— What to produce —
Copy all the data exactly, except the pictures.
※
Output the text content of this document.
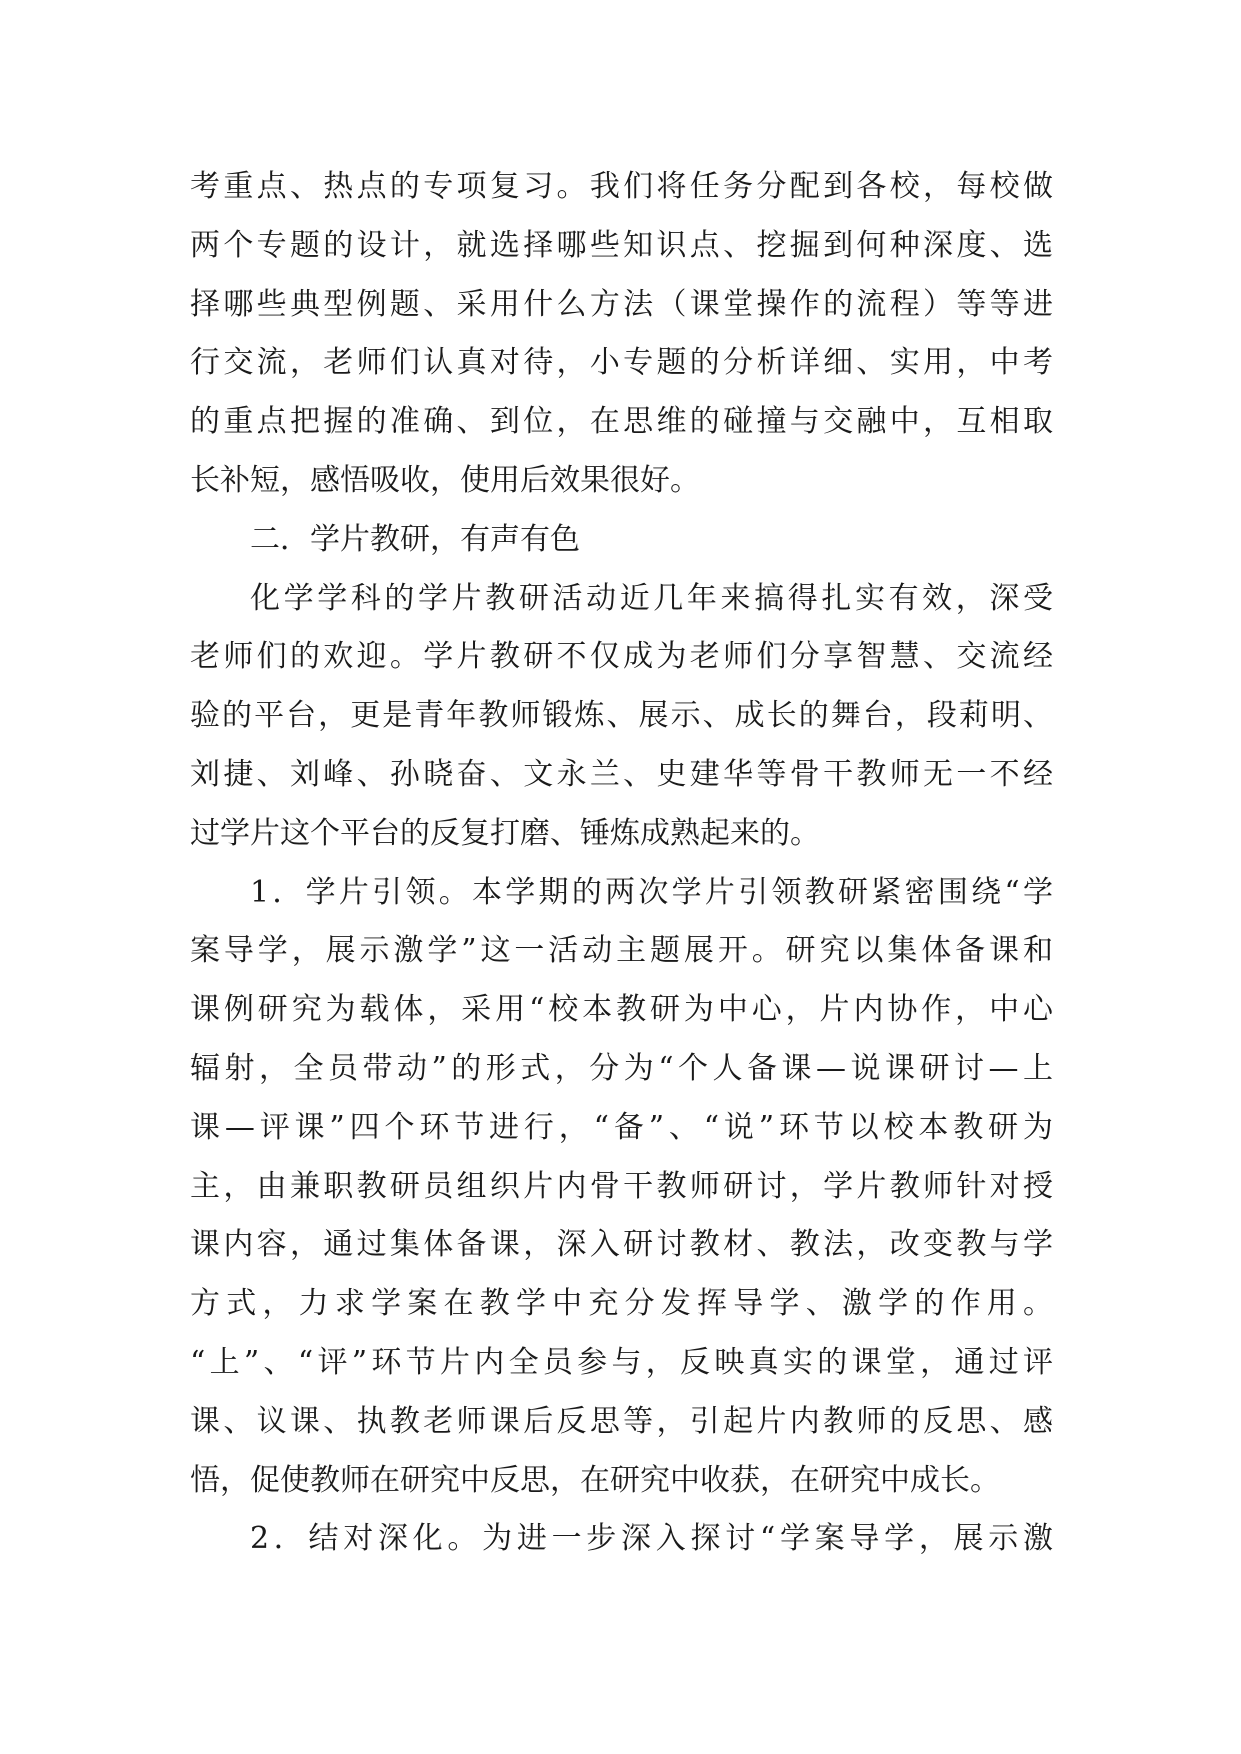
考重点、热点的专项复习。我们将任务分配到各校，每校做
两个专题的设计，就选择哪些知识点、挖掘到何种深度、选
择哪些典型例题、采用什么方法（课堂操作的流程）等等进
行交流，老师们认真对待，小专题的分析详细、实用，中考
的重点把握的准确、到位，在思维的碰撞与交融中，互相取
长补短，感悟吸收，使用后效果很好。
二．学片教研，有声有色
化学学科的学片教研活动近几年来搞得扎实有效，深受
老师们的欢迎。学片教研不仅成为老师们分享智慧、交流经
验的平台，更是青年教师锻炼、展示、成长的舞台，段莉明、
刘捷、刘峰、孙晓奋、文永兰、史建华等骨干教师无一不经
过学片这个平台的反复打磨、锤炼成熟起来的。
1．学片引领。本学期的两次学片引领教研紧密围绕“学
案导学，展示激学”这一活动主题展开。研究以集体备课和
课例研究为载体，采用“校本教研为中心，片内协作，中心
辐射，全员带动”的形式，分为“个人备课—说课研讨—上
课—评课”四个环节进行，“备”、“说”环节以校本教研为
主，由兼职教研员组织片内骨干教师研讨，学片教师针对授
课内容，通过集体备课，深入研讨教材、教法，改变教与学
方式，力求学案在教学中充分发挥导学、激学的作用。
“上”、“评”环节片内全员参与，反映真实的课堂，通过评
课、议课、执教老师课后反思等，引起片内教师的反思、感
悟，促使教师在研究中反思，在研究中收获，在研究中成长。
2．结对深化。为进一步深入探讨“学案导学，展示激
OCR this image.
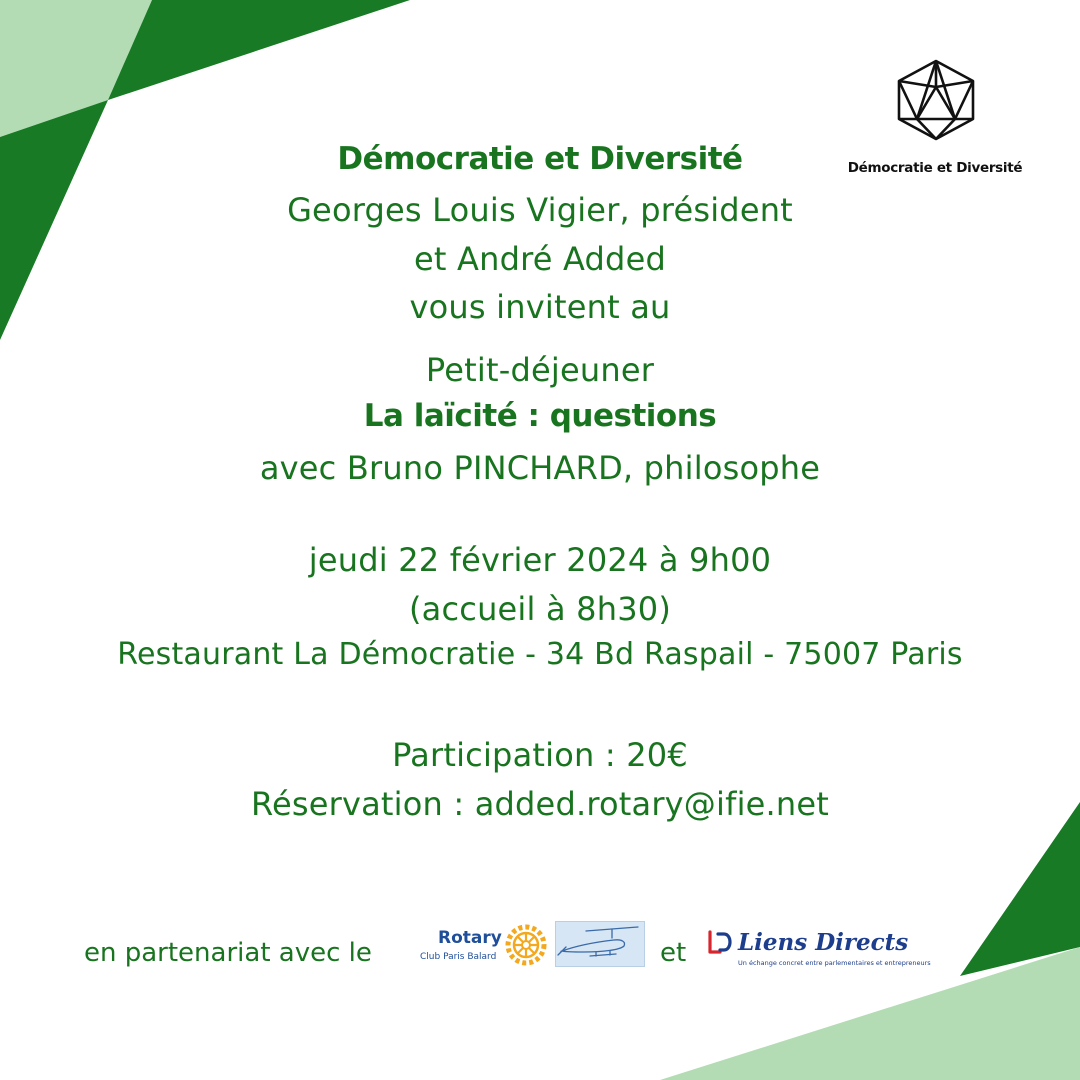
Démocratie et Diversité
Démocratie et Diversité
Georges Louis Vigier, président
et André Added
vous invitent au
Petit-déjeuner
La laïcité : questions
avec Bruno PINCHARD, philosophe
jeudi 22 février 2024 à 9h00
(accueil à 8h30)
Restaurant La Démocratie - 34 Bd Raspail - 75007 Paris
Participation : 20€
Réservation : added.rotary@ifie.net
en partenariat avec le	Rotary
Club Paris Balard	et Liens Directs
Un échange concret entre parlementaires et entrepreneurs
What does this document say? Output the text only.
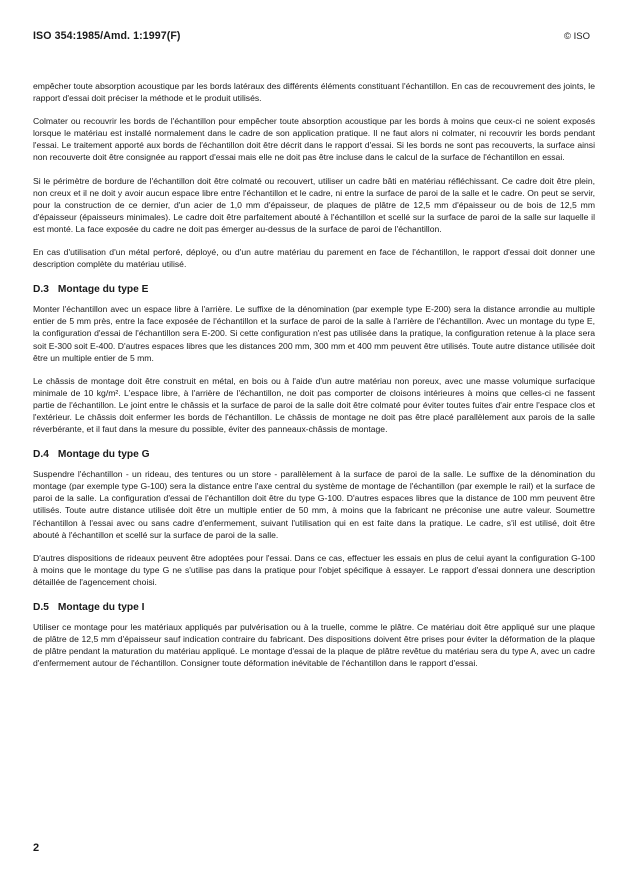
ISO 354:1985/Amd. 1:1997(F)	© ISO

empêcher toute absorption acoustique par les bords latéraux des différents éléments constituant l'échantillon. En cas de recouvrement des joints, le rapport d'essai doit préciser la méthode et le produit utilisés.

Colmater ou recouvrir les bords de l'échantillon pour empêcher toute absorption acoustique par les bords à moins que ceux-ci ne soient exposés lorsque le matériau est installé normalement dans le cadre de son application pratique. Il ne faut alors ni colmater, ni recouvrir les bords pendant l'essai. Le traitement apporté aux bords de l'échantillon doit être décrit dans le rapport d'essai. Si les bords ne sont pas recouverts, la surface ainsi non recouverte doit être consignée au rapport d'essai mais elle ne doit pas être incluse dans le calcul de la surface de l'échantillon en essai.

Si le périmètre de bordure de l'échantillon doit être colmaté ou recouvert, utiliser un cadre bâti en matériau réfléchissant. Ce cadre doit être plein, non creux et il ne doit y avoir aucun espace libre entre l'échantillon et le cadre, ni entre la surface de paroi de la salle et le cadre. On peut se servir, pour la construction de ce dernier, d'un acier de 1,0 mm d'épaisseur, de plaques de plâtre de 12,5 mm d'épaisseur ou de bois de 12,5 mm d'épaisseur (épaisseurs minimales). Le cadre doit être parfaitement abouté à l'échantillon et scellé sur la surface de paroi de la salle sur laquelle il est monté. La face exposée du cadre ne doit pas émerger au-dessus de la surface de paroi de l'échantillon.

En cas d'utilisation d'un métal perforé, déployé, ou d'un autre matériau du parement en face de l'échantillon, le rapport d'essai doit donner une description complète du matériau utilisé.

D.3 Montage du type E

Monter l'échantillon avec un espace libre à l'arrière. Le suffixe de la dénomination (par exemple type E-200) sera la distance arrondie au multiple entier de 5 mm près, entre la face exposée de l'échantillon et la surface de paroi de la salle à l'arrière de l'échantillon. Avec un montage du type E, la configuration d'essai de l'échantillon sera E-200. Si cette configuration n'est pas utilisée dans la pratique, la configuration retenue à la place sera soit E-300 soit E-400. D'autres espaces libres que les distances 200 mm, 300 mm et 400 mm peuvent être utilisés. Toute autre distance utilisée doit être un multiple entier de 5 mm.

Le châssis de montage doit être construit en métal, en bois ou à l'aide d'un autre matériau non poreux, avec une masse volumique surfacique minimale de 10 kg/m². L'espace libre, à l'arrière de l'échantillon, ne doit pas comporter de cloisons intérieures à moins que celles-ci ne fassent partie de l'échantillon. Le joint entre le châssis et la surface de paroi de la salle doit être colmaté pour éviter toutes fuites d'air entre l'espace clos et l'extérieur. Le châssis doit enfermer les bords de l'échantillon. Le châssis de montage ne doit pas être placé parallèlement aux parois de la salle réverbérante, et il faut dans la mesure du possible, éviter des panneaux-châssis de montage.

D.4 Montage du type G

Suspendre l'échantillon - un rideau, des tentures ou un store - parallèlement à la surface de paroi de la salle. Le suffixe de la dénomination du montage (par exemple type G-100) sera la distance entre l'axe central du système de montage de l'échantillon (par exemple le rail) et la surface de paroi de la salle. La configuration d'essai de l'échantillon doit être du type G-100. D'autres espaces libres que la distance de 100 mm peuvent être utilisés. Toute autre distance utilisée doit être un multiple entier de 50 mm, à moins que la fabricant ne préconise une autre valeur. Soumettre l'échantillon à l'essai avec ou sans cadre d'enfermement, suivant l'utilisation qui en est faite dans la pratique. Le cadre, s'il est utilisé, doit être abouté à l'échantillon et scellé sur la surface de paroi de la salle.

D'autres dispositions de rideaux peuvent être adoptées pour l'essai. Dans ce cas, effectuer les essais en plus de celui ayant la configuration G-100 à moins que le montage du type G ne s'utilise pas dans la pratique pour l'objet spécifique à essayer. Le rapport d'essai donnera une description détaillée de l'agencement choisi.

D.5 Montage du type I

Utiliser ce montage pour les matériaux appliqués par pulvérisation ou à la truelle, comme le plâtre. Ce matériau doit être appliqué sur une plaque de plâtre de 12,5 mm d'épaisseur sauf indication contraire du fabricant. Des dispositions doivent être prises pour éviter la déformation de la plaque de plâtre pendant la maturation du matériau appliqué. Le montage d'essai de la plaque de plâtre revêtue du matériau sera du type A, avec un cadre d'enfermement autour de l'échantillon. Consigner toute déformation inévitable de l'échantillon dans le rapport d'essai.

2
※
— Task solution —
Output the text content of this document.
考重点、热点的专项复习。我们将任务分配到各校，每校做
两个专题的设计，就选择哪些知识点、挖掘到何种深度、选
择哪些典型例题、采用什么方法（课堂操作的流程）等等进
行交流，老师们认真对待，小专题的分析详细、实用，中考
的重点把握的准确、到位，在思维的碰撞与交融中，互相取
长补短，感悟吸收，使用后效果很好。
二．学片教研，有声有色
化学学科的学片教研活动近几年来搞得扎实有效，深受
老师们的欢迎。学片教研不仅成为老师们分享智慧、交流经
验的平台，更是青年教师锻炼、展示、成长的舞台，段莉明、
刘捷、刘峰、孙晓奋、文永兰、史建华等骨干教师无一不经
过学片这个平台的反复打磨、锤炼成熟起来的。
1．学片引领。本学期的两次学片引领教研紧密围绕“学
案导学，展示激学”这一活动主题展开。研究以集体备课和
课例研究为载体，采用“校本教研为中心，片内协作，中心
辐射，全员带动”的形式，分为“个人备课—说课研讨—上
课—评课”四个环节进行，“备”、“说”环节以校本教研为
主，由兼职教研员组织片内骨干教师研讨，学片教师针对授
课内容，通过集体备课，深入研讨教材、教法，改变教与学
方式，力求学案在教学中充分发挥导学、激学的作用。
“上”、“评”环节片内全员参与，反映真实的课堂，通过评
课、议课、执教老师课后反思等，引起片内教师的反思、感
悟，促使教师在研究中反思，在研究中收获，在研究中成长。
2．结对深化。为进一步深入探讨“学案导学，展示激
OCR this image.
Démocratie et Diversité
Démocratie et Diversité
Georges Louis Vigier, président
et André Added
vous invitent au
Petit-déjeuner
La laïcité : questions
avec Bruno PINCHARD, philosophe
jeudi 22 février 2024 à 9h00
(accueil à 8h30)
Restaurant La Démocratie - 34 Bd Raspail - 75007 Paris
Participation : 20€
Réservation : added.rotary@ifie.net
en partenariat avec le	Rotary
Club Paris Balard	et Liens Directs
Un échange concret entre parlementaires et entrepreneurs
What does this document say? Output the text only.
ISO 354:1985/Amd. 1:1997(F)	© ISO

empêcher toute absorption acoustique par les bords latéraux des différents éléments constituant l'échantillon. En cas de recouvrement des joints, le rapport d'essai doit préciser la méthode et le produit utilisés.

Colmater ou recouvrir les bords de l'échantillon pour empêcher toute absorption acoustique par les bords à moins que ceux-ci ne soient exposés lorsque le matériau est installé normalement dans le cadre de son application pratique. Il ne faut alors ni colmater, ni recouvrir les bords pendant l'essai. Le traitement apporté aux bords de l'échantillon doit être décrit dans le rapport d'essai. Si les bords ne sont pas recouverts, la surface ainsi non recouverte doit être consignée au rapport d'essai mais elle ne doit pas être incluse dans le calcul de la surface de l'échantillon en essai.

Si le périmètre de bordure de l'échantillon doit être colmaté ou recouvert, utiliser un cadre bâti en matériau réfléchissant. Ce cadre doit être plein, non creux et il ne doit y avoir aucun espace libre entre l'échantillon et le cadre, ni entre la surface de paroi de la salle et le cadre. On peut se servir, pour la construction de ce dernier, d'un acier de 1,0 mm d'épaisseur, de plaques de plâtre de 12,5 mm d'épaisseur ou de bois de 12,5 mm d'épaisseur (épaisseurs minimales). Le cadre doit être parfaitement abouté à l'échantillon et scellé sur la surface de paroi de la salle sur laquelle il est monté. La face exposée du cadre ne doit pas émerger au-dessus de la surface de paroi de l'échantillon.

En cas d'utilisation d'un métal perforé, déployé, ou d'un autre matériau du parement en face de l'échantillon, le rapport d'essai doit donner une description complète du matériau utilisé.

D.3 Montage du type E

Monter l'échantillon avec un espace libre à l'arrière. Le suffixe de la dénomination (par exemple type E-200) sera la distance arrondie au multiple entier de 5 mm près, entre la face exposée de l'échantillon et la surface de paroi de la salle à l'arrière de l'échantillon. Avec un montage du type E, la configuration d'essai de l'échantillon sera E-200. Si cette configuration n'est pas utilisée dans la pratique, la configuration retenue à la place sera soit E-300 soit E-400. D'autres espaces libres que les distances 200 mm, 300 mm et 400 mm peuvent être utilisés. Toute autre distance utilisée doit être un multiple entier de 5 mm.

Le châssis de montage doit être construit en métal, en bois ou à l'aide d'un autre matériau non poreux, avec une masse volumique surfacique minimale de 10 kg/m². L'espace libre, à l'arrière de l'échantillon, ne doit pas comporter de cloisons intérieures à moins que celles-ci ne fassent partie de l'échantillon. Le joint entre le châssis et la surface de paroi de la salle doit être colmaté pour éviter toutes fuites d'air entre l'espace clos et l'extérieur. Le châssis doit enfermer les bords de l'échantillon. Le châssis de montage ne doit pas être placé parallèlement aux parois de la salle réverbérante, et il faut dans la mesure du possible, éviter des panneaux-châssis de montage.

D.4 Montage du type G

Suspendre l'échantillon - un rideau, des tentures ou un store - parallèlement à la surface de paroi de la salle. Le suffixe de la dénomination du montage (par exemple type G-100) sera la distance entre l'axe central du système de montage de l'échantillon (par exemple le rail) et la surface de paroi de la salle. La configuration d'essai de l'échantillon doit être du type G-100. D'autres espaces libres que la distance de 100 mm peuvent être utilisés. Toute autre distance utilisée doit être un multiple entier de 50 mm, à moins que la fabricant ne préconise une autre valeur. Soumettre l'échantillon à l'essai avec ou sans cadre d'enfermement, suivant l'utilisation qui en est faite dans la pratique. Le cadre, s'il est utilisé, doit être abouté à l'échantillon et scellé sur la surface de paroi de la salle.

D'autres dispositions de rideaux peuvent être adoptées pour l'essai. Dans ce cas, effectuer les essais en plus de celui ayant la configuration G-100 à moins que le montage du type G ne s'utilise pas dans la pratique pour l'objet spécifique à essayer. Le rapport d'essai donnera une description détaillée de l'agencement choisi.

D.5 Montage du type I

Utiliser ce montage pour les matériaux appliqués par pulvérisation ou à la truelle, comme le plâtre. Ce matériau doit être appliqué sur une plaque de plâtre de 12,5 mm d'épaisseur sauf indication contraire du fabricant. Des dispositions doivent être prises pour éviter la déformation de la plaque de plâtre pendant la maturation du matériau appliqué. Le montage d'essai de la plaque de plâtre revêtue du matériau sera du type A, avec un cadre d'enfermement autour de l'échantillon. Consigner toute déformation inévitable de l'échantillon dans le rapport d'essai.

2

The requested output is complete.